[Dataset items]
* * * * *

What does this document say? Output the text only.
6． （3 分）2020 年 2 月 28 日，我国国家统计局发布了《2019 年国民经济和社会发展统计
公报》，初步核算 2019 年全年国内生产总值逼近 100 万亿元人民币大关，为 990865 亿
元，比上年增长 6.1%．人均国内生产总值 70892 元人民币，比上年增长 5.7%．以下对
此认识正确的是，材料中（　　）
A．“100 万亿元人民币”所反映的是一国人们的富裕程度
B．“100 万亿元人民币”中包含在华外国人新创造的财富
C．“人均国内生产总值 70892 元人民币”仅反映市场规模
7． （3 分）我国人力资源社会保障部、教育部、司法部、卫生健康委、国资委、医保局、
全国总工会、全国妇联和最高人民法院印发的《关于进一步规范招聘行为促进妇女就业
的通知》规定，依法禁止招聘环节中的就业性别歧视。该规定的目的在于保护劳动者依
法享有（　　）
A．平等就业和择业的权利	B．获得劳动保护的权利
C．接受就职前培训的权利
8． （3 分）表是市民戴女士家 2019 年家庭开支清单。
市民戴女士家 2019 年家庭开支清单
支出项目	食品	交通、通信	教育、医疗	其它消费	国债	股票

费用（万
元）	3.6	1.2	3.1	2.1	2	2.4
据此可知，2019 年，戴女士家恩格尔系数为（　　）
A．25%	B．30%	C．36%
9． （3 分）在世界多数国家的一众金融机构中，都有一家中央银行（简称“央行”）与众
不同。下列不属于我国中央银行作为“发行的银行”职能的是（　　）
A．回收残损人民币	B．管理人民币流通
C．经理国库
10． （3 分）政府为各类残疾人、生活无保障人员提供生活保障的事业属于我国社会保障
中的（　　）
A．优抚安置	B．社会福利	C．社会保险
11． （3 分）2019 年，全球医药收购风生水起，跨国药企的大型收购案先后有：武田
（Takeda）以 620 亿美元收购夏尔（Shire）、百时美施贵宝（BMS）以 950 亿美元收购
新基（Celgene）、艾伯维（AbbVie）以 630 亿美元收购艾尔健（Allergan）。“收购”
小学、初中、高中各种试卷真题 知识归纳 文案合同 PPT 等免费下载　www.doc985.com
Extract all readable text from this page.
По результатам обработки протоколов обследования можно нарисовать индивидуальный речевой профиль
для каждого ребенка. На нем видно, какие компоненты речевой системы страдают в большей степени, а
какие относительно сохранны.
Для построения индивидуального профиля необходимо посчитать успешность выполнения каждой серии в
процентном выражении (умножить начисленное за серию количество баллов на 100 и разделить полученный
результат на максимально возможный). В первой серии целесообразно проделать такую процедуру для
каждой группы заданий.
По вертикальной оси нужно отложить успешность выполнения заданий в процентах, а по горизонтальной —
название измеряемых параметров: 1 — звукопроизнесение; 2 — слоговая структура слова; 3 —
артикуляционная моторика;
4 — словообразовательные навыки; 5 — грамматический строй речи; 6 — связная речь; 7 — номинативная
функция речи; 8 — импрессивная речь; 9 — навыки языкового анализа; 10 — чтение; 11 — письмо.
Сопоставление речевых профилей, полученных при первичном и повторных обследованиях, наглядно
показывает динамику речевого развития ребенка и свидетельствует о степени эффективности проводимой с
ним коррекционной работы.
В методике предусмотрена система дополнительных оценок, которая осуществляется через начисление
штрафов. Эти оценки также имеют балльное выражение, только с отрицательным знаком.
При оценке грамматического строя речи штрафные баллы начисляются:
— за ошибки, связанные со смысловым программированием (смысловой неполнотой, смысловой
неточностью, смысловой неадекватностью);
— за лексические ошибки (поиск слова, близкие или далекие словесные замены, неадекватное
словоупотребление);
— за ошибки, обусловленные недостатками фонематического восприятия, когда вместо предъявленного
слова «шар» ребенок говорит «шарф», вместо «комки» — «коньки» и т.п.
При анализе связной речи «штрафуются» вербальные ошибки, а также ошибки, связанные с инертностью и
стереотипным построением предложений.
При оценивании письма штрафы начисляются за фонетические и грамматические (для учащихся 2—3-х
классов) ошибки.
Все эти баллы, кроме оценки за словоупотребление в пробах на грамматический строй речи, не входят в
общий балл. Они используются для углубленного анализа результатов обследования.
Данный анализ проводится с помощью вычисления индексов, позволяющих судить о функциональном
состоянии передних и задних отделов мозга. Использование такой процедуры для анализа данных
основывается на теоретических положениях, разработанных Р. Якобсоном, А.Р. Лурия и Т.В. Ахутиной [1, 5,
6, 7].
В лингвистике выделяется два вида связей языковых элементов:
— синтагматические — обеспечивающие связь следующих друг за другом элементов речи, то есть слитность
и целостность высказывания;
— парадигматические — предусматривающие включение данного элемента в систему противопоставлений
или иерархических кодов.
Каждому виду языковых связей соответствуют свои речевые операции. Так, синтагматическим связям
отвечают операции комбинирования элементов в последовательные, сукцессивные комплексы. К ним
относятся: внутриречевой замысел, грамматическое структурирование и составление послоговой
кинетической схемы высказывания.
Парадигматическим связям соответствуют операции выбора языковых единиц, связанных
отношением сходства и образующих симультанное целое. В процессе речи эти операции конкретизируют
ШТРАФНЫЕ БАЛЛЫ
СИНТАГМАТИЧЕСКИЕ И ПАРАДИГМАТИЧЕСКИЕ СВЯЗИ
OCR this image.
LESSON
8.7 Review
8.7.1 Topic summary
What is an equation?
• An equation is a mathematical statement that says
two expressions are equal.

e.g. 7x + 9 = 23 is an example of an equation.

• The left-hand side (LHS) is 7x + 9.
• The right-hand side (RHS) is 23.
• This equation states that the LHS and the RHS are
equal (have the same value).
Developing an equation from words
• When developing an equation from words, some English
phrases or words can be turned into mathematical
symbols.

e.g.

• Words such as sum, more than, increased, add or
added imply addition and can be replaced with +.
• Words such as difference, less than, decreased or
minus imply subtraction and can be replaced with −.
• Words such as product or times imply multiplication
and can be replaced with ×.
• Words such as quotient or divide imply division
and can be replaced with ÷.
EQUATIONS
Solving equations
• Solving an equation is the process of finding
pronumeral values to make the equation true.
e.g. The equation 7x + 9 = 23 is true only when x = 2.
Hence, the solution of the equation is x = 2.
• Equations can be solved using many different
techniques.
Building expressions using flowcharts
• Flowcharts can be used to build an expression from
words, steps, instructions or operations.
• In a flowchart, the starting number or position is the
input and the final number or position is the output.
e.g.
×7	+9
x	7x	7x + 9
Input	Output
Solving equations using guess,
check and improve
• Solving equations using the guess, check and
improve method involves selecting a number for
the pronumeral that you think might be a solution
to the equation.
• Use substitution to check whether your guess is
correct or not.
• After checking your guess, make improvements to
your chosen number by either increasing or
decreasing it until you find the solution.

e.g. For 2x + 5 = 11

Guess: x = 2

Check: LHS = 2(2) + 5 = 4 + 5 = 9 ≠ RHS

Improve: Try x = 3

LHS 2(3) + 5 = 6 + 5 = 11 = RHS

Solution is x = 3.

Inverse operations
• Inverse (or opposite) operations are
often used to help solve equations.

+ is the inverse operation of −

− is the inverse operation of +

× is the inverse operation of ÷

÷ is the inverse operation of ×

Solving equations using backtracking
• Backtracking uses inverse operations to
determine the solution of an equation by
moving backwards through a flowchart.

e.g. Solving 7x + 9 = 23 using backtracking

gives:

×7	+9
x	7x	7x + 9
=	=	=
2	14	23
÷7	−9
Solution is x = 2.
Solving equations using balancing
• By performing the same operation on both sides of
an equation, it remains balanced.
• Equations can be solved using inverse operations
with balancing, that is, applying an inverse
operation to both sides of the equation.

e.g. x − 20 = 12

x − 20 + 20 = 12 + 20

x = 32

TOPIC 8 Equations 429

* * * * *

## Short problem
Pull out all lines in the data above that include "заданий".

## Final answer
каждой группы заданий.
По вертикальной оси нужно отложить успешность выполнения заданий в процентах, а по горизонтальной —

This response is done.